Challenge
Your answer is a single number: how many lines hold the word "title"?

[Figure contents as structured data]
--- start ---
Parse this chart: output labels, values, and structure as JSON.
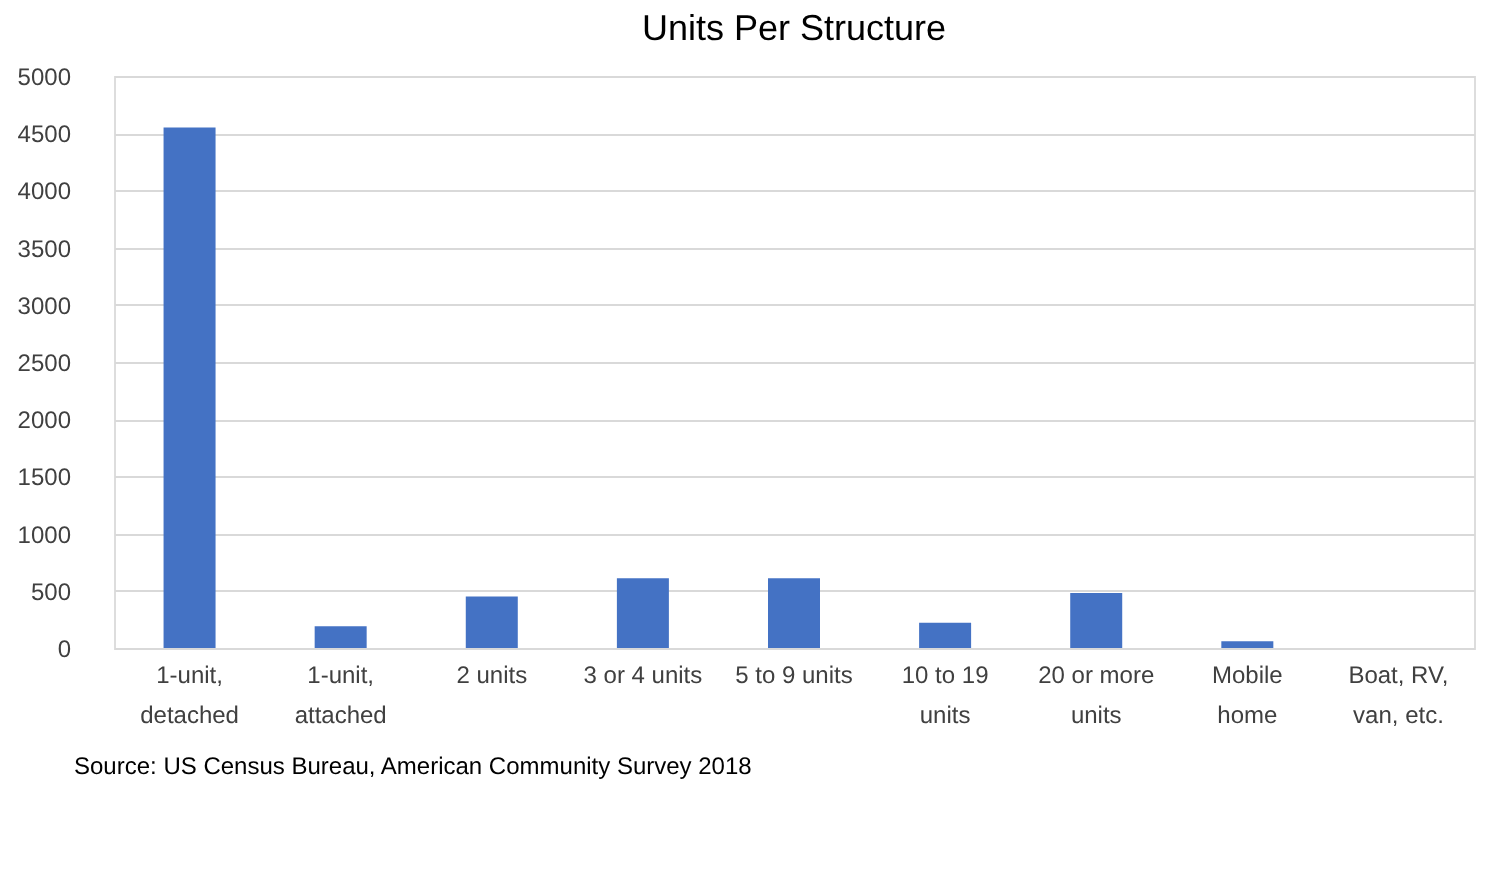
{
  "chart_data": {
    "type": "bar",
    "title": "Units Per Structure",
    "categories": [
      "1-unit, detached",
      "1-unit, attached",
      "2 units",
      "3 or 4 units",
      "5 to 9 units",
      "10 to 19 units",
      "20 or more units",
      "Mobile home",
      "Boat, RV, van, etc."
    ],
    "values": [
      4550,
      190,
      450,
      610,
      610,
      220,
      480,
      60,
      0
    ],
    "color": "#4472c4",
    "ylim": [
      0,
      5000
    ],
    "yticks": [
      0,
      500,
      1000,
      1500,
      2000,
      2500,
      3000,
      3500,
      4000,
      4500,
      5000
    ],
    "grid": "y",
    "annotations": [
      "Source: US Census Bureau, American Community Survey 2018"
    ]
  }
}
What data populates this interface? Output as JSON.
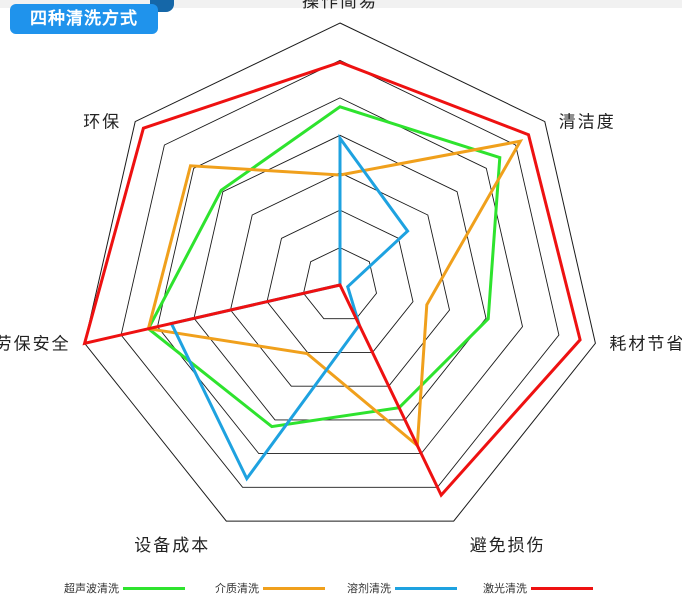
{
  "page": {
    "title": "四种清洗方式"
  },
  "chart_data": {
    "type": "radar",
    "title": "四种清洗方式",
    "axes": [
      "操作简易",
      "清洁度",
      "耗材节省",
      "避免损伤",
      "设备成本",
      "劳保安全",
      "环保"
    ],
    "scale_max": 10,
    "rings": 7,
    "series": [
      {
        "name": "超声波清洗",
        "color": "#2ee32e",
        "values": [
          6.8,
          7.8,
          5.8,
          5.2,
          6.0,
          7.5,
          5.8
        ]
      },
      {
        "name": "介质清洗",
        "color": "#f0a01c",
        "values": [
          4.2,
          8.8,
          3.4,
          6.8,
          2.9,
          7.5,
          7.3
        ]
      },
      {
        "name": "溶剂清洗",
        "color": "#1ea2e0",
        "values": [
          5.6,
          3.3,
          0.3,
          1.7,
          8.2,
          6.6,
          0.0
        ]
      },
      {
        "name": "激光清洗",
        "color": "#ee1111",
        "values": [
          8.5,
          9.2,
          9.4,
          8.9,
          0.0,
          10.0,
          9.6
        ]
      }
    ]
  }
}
--- end ---
Result of the task
3